## Testo fornito:

La ratifica dell’ingresso di Svezia e Finlandia nella NATO continua a dipendere dalle decisioni che verranno prese dal parlamento della Turchia e, soprattutto, dal presidente Erdoğan. Se anche l’Ungheria di Orban non ha in effetti ancora approvato la candidatura dei due potenziali nuovi membri, è la difficile trattativa in atto con Ankara a sollevare particolare interesse e ad avere le maggiori implicazioni strategiche per l’Alleanza atlantica e non solo.

Negli ultimi giorni le tensioni tra il governo turco e quello svedese sembrano essere peggiorate, come dimostrerebbero gli avvertimenti arrivati nel fine settimana dallo stesso Erdoğan e dal suo portavoce, Ibrahim Kalin. Com’è noto, l’esplosione della guerra in Ucraina nel febbraio 2022 aveva dato l’occasione alla Finlandia e, ancor più, alla Svezia di mettere fine anche formalmente alla finzione dello status di neutralità, così da ottenere a tutti gli effetti l’ingresso nella NATO.

## Esercizio:
Riproduci senza modifiche il brano del testo sull'ingresso di Svezia e Finlandia nella NATO da "Negli ultimi giorni" fino a "l’ingresso nella NATO." compreso. Il materiale riportato di seguito non ha alcun ruolo in questo lavoro.

## Dati grezzi:
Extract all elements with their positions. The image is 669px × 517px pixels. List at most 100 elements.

## Soluzione:
Negli ultimi giorni le tensioni tra il governo turco e quello svedese sembrano essere peggiorate, come dimostrerebbero gli avvertimenti arrivati nel fine settimana dallo stesso Erdoğan e dal suo portavoce, Ibrahim Kalin. Com’è noto, l’esplosione della guerra in Ucraina nel febbraio 2022 aveva dato l’occasione alla Finlandia e, ancor più, alla Svezia di mettere fine anche formalmente alla finzione dello status di neutralità, così da ottenere a tutti gli effetti l’ingresso nella NATO.